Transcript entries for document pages
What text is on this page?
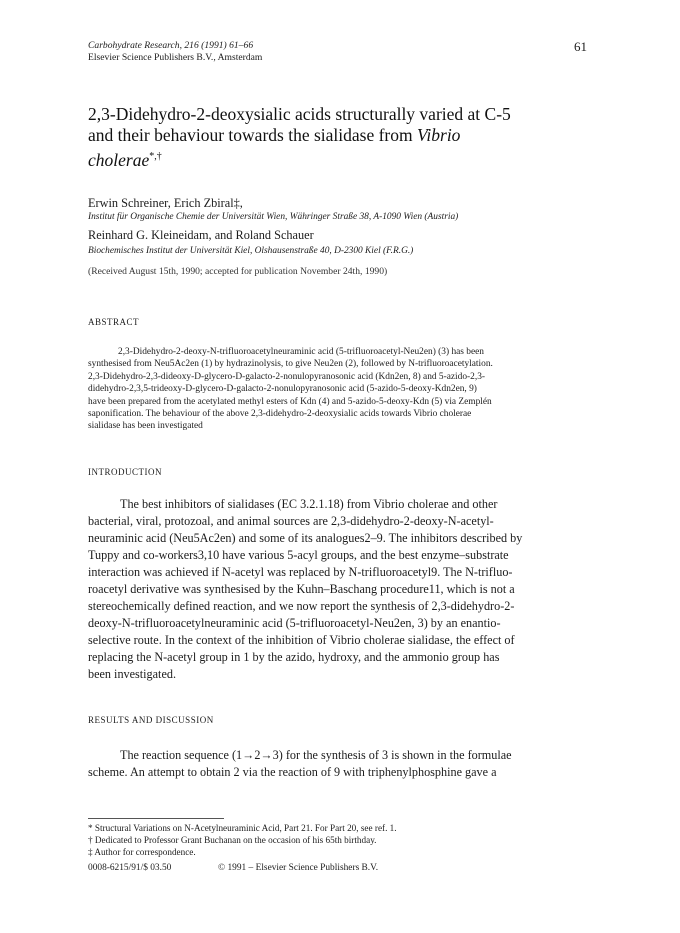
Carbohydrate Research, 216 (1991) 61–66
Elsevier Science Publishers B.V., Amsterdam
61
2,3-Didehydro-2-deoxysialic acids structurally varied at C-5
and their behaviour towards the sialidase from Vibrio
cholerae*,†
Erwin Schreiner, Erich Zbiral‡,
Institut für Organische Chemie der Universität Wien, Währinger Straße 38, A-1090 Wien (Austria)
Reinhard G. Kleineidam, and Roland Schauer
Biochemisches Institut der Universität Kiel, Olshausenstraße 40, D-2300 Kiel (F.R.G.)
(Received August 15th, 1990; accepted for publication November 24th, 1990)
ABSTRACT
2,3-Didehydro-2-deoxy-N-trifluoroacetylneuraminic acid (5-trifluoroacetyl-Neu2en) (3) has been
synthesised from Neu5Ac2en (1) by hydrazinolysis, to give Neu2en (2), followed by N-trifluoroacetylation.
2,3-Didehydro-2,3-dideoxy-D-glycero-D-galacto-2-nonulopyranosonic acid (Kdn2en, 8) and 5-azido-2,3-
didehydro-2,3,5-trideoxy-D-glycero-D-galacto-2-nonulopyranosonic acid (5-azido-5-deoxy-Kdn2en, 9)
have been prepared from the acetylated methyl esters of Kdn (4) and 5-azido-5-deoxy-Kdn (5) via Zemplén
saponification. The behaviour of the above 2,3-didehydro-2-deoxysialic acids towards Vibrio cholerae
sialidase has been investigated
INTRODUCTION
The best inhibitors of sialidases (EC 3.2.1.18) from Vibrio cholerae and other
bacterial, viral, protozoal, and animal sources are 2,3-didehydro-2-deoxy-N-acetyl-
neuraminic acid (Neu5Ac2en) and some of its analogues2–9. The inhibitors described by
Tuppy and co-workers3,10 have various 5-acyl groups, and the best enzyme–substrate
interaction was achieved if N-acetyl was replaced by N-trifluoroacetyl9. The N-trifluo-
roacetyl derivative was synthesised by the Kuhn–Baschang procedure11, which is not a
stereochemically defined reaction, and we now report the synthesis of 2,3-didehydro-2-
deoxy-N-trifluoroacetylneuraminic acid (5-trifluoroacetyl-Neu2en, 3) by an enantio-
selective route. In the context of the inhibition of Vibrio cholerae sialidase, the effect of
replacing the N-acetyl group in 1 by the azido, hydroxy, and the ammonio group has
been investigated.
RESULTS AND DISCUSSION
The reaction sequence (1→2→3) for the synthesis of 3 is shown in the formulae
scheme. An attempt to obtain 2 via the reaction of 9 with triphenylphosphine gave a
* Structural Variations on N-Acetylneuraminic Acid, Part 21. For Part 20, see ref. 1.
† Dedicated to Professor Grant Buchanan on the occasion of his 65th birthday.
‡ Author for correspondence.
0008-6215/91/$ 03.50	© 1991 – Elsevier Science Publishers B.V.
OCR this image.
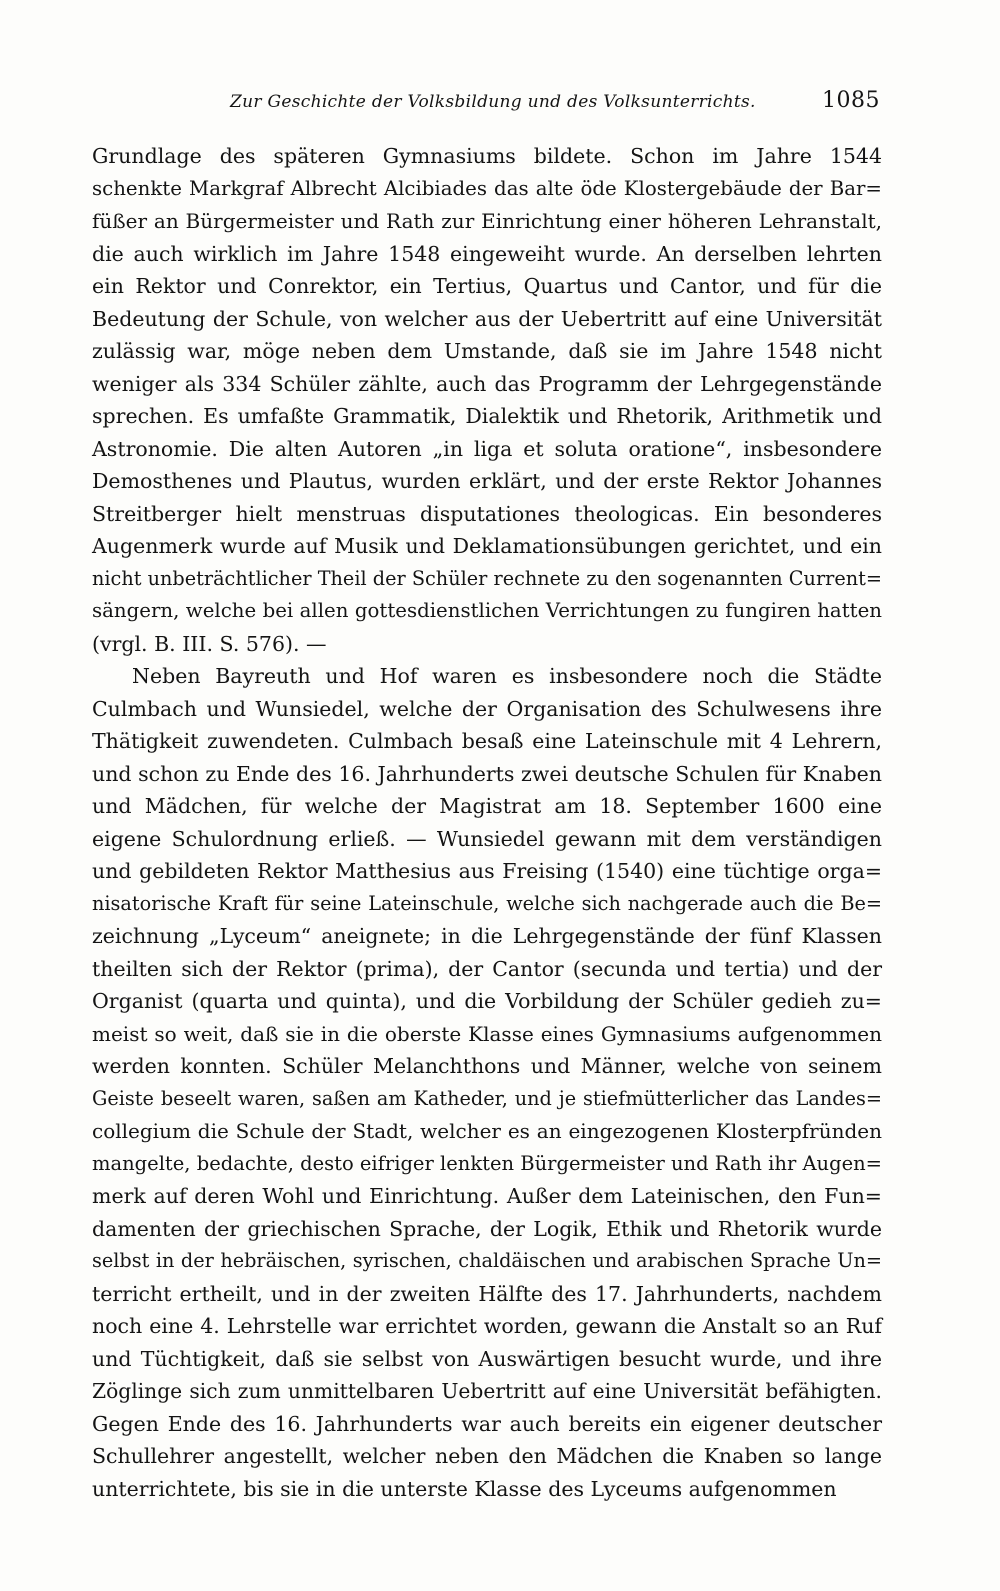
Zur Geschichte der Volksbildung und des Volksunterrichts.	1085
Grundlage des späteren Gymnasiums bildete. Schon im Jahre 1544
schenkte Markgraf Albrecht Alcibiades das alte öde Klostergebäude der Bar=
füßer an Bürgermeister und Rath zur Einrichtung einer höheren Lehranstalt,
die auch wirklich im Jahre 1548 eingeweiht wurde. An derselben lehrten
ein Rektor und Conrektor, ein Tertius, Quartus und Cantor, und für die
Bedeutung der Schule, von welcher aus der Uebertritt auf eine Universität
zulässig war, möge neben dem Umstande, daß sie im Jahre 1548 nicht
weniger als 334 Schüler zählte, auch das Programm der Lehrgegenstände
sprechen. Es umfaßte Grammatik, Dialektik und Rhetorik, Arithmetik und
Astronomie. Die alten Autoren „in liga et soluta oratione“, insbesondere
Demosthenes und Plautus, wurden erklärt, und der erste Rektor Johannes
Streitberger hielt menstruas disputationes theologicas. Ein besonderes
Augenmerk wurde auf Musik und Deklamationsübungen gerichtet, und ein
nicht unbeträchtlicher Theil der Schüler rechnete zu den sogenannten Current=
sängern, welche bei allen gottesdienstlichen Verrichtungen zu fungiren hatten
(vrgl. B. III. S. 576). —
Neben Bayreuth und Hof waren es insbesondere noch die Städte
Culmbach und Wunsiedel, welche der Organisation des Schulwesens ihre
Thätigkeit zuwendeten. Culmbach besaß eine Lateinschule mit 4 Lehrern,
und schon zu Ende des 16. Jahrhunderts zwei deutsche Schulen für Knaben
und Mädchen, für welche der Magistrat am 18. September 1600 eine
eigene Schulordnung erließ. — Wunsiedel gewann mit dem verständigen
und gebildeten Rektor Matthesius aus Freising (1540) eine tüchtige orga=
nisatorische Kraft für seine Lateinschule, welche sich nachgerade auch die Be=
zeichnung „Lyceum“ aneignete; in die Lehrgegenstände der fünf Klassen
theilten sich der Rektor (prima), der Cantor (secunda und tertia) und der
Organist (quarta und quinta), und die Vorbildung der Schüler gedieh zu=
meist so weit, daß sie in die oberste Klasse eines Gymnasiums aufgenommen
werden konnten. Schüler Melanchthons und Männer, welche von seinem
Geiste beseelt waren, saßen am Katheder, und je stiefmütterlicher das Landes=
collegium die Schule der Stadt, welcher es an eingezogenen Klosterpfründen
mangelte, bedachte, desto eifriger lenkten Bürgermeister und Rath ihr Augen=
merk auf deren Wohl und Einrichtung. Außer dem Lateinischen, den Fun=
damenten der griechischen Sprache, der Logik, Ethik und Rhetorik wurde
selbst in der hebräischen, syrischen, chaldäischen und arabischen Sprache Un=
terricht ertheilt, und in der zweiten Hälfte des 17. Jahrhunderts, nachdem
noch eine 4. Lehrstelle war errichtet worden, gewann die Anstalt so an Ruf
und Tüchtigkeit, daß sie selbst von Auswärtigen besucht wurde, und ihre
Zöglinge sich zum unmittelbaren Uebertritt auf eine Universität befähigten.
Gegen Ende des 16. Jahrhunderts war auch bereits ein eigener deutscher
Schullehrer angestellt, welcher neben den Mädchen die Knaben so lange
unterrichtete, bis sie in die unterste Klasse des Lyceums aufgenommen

Exercise goal
Your reply must be one number: the count of lines in the records above that contain the string "towards".

Output below
2